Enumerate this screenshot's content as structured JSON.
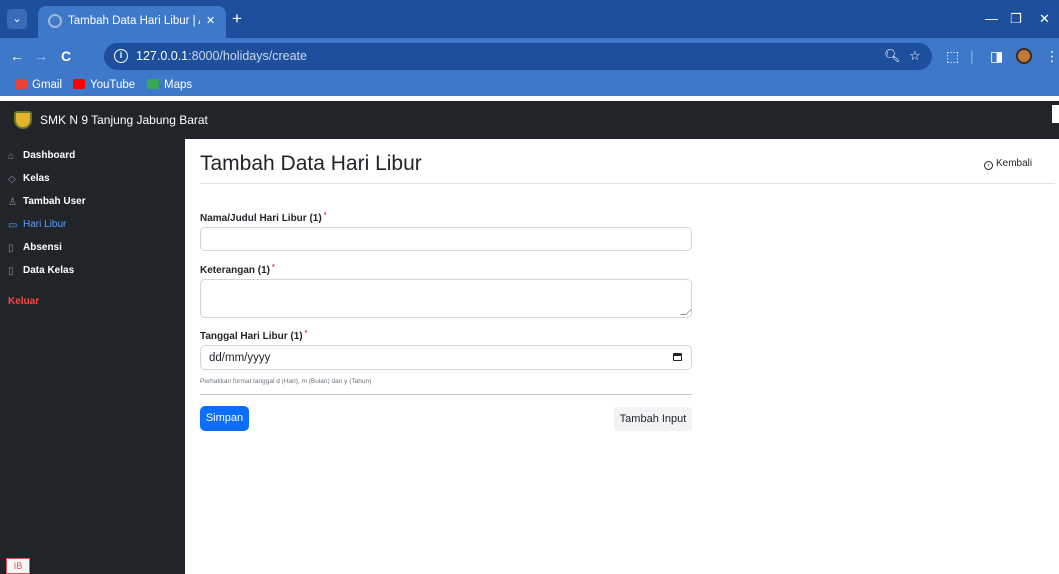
{
  "browser": {
    "tab_title": "Tambah Data Hari Libur | Absen",
    "tab_close": "✕",
    "new_tab": "+",
    "url_host": "127.0.0.1",
    "url_path": ":8000/holidays/create",
    "bookmarks": [
      {
        "label": "Gmail",
        "icon": "gmail-icon",
        "color": "#ea4335"
      },
      {
        "label": "YouTube",
        "icon": "youtube-icon",
        "color": "#ff0000"
      },
      {
        "label": "Maps",
        "icon": "maps-icon",
        "color": "#34a853"
      }
    ],
    "chrome_color": "#3d78c9"
  },
  "app": {
    "brand": "SMK N 9 Tanjung Jabung Barat",
    "sidebar": [
      {
        "label": "Dashboard",
        "icon": "home-icon",
        "active": false
      },
      {
        "label": "Kelas",
        "icon": "tag-icon",
        "active": false
      },
      {
        "label": "Tambah User",
        "icon": "users-icon",
        "active": false
      },
      {
        "label": "Hari Libur",
        "icon": "calendar-icon",
        "active": true
      },
      {
        "label": "Absensi",
        "icon": "file-icon",
        "active": false
      },
      {
        "label": "Data Kelas",
        "icon": "file-icon",
        "active": false
      }
    ],
    "logout": "Keluar",
    "corner_badge": "IB"
  },
  "page": {
    "title": "Tambah Data Hari Libur",
    "back_label": "Kembali"
  },
  "form": {
    "name_label": "Nama/Judul Hari Libur (1)",
    "name_value": "",
    "desc_label": "Keterangan (1)",
    "desc_value": "",
    "date_label": "Tanggal Hari Libur (1)",
    "date_placeholder": "dd/mm/yyyy",
    "required_mark": "*",
    "help_text": "Perhatikan format tanggal d (Hari), m (Bulan) dan y (Tahun)",
    "submit_label": "Simpan",
    "add_input_label": "Tambah Input"
  },
  "colors": {
    "primary": "#0d6efd",
    "sidebar_bg": "#212529",
    "active_link": "#5aa0ff",
    "danger": "#ff4242"
  }
}
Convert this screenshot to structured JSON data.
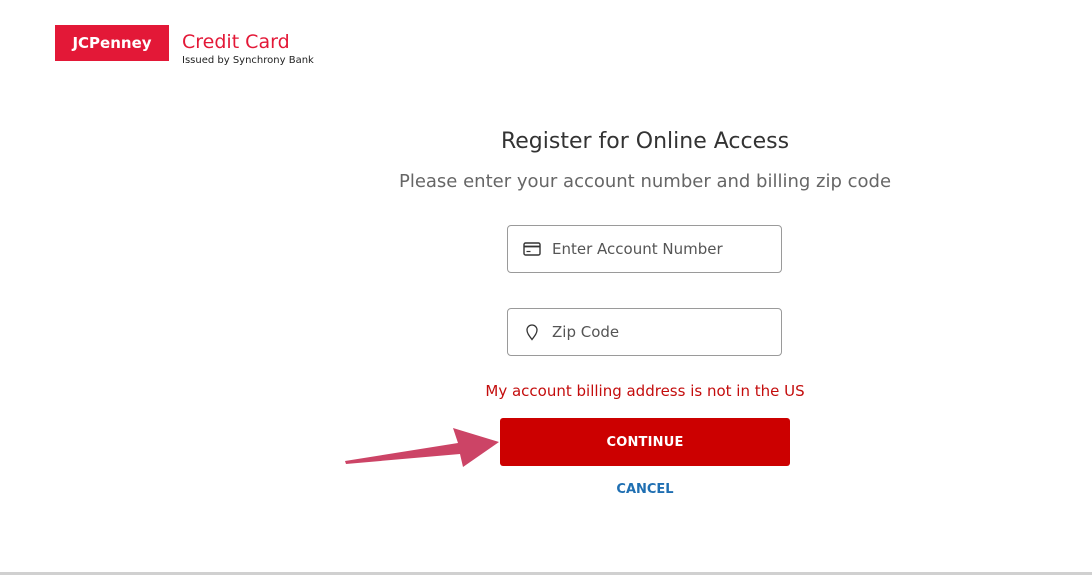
{
  "logo": {
    "brand": "JCPenney",
    "product": "Credit Card",
    "issuer": "Issued by Synchrony Bank"
  },
  "page": {
    "title": "Register for Online Access",
    "subtitle": "Please enter your account number and billing zip code"
  },
  "form": {
    "account_placeholder": "Enter Account Number",
    "account_value": "",
    "account_icon": "credit-card-icon",
    "zip_placeholder": "Zip Code",
    "zip_value": "",
    "zip_icon": "location-pin-icon",
    "billing_link": "My account billing address is not in the US",
    "continue_label": "CONTINUE",
    "cancel_label": "CANCEL"
  },
  "colors": {
    "brand_red": "#e31837",
    "button_red": "#cc0000",
    "link_red": "#c40d0d",
    "link_blue": "#1f6fb2",
    "annotation_arrow": "#cc4466"
  }
}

Objective
Pictures in the data above should not be copied; transcribe everything else exactly.

Response below
Enumerate this screenshot's content as structured JSON.
{
  "browser": {
    "tab_title": "Tambah Data Hari Libur | Absen",
    "tab_close": "✕",
    "new_tab": "+",
    "url_host": "127.0.0.1",
    "url_path": ":8000/holidays/create",
    "bookmarks": [
      {
        "label": "Gmail",
        "icon": "gmail-icon",
        "color": "#ea4335"
      },
      {
        "label": "YouTube",
        "icon": "youtube-icon",
        "color": "#ff0000"
      },
      {
        "label": "Maps",
        "icon": "maps-icon",
        "color": "#34a853"
      }
    ],
    "chrome_color": "#3d78c9"
  },
  "app": {
    "brand": "SMK N 9 Tanjung Jabung Barat",
    "sidebar": [
      {
        "label": "Dashboard",
        "icon": "home-icon",
        "active": false
      },
      {
        "label": "Kelas",
        "icon": "tag-icon",
        "active": false
      },
      {
        "label": "Tambah User",
        "icon": "users-icon",
        "active": false
      },
      {
        "label": "Hari Libur",
        "icon": "calendar-icon",
        "active": true
      },
      {
        "label": "Absensi",
        "icon": "file-icon",
        "active": false
      },
      {
        "label": "Data Kelas",
        "icon": "file-icon",
        "active": false
      }
    ],
    "logout": "Keluar",
    "corner_badge": "IB"
  },
  "page": {
    "title": "Tambah Data Hari Libur",
    "back_label": "Kembali"
  },
  "form": {
    "name_label": "Nama/Judul Hari Libur (1)",
    "name_value": "",
    "desc_label": "Keterangan (1)",
    "desc_value": "",
    "date_label": "Tanggal Hari Libur (1)",
    "date_placeholder": "dd/mm/yyyy",
    "required_mark": "*",
    "help_text": "Perhatikan format tanggal d (Hari), m (Bulan) dan y (Tahun)",
    "submit_label": "Simpan",
    "add_input_label": "Tambah Input"
  },
  "colors": {
    "primary": "#0d6efd",
    "sidebar_bg": "#212529",
    "active_link": "#5aa0ff",
    "danger": "#ff4242"
  }
}
Convert this screenshot to structured JSON data.
{
  "logo": {
    "brand": "JCPenney",
    "product": "Credit Card",
    "issuer": "Issued by Synchrony Bank"
  },
  "page": {
    "title": "Register for Online Access",
    "subtitle": "Please enter your account number and billing zip code"
  },
  "form": {
    "account_placeholder": "Enter Account Number",
    "account_value": "",
    "account_icon": "credit-card-icon",
    "zip_placeholder": "Zip Code",
    "zip_value": "",
    "zip_icon": "location-pin-icon",
    "billing_link": "My account billing address is not in the US",
    "continue_label": "CONTINUE",
    "cancel_label": "CANCEL"
  },
  "colors": {
    "brand_red": "#e31837",
    "button_red": "#cc0000",
    "link_red": "#c40d0d",
    "link_blue": "#1f6fb2",
    "annotation_arrow": "#cc4466"
  }
}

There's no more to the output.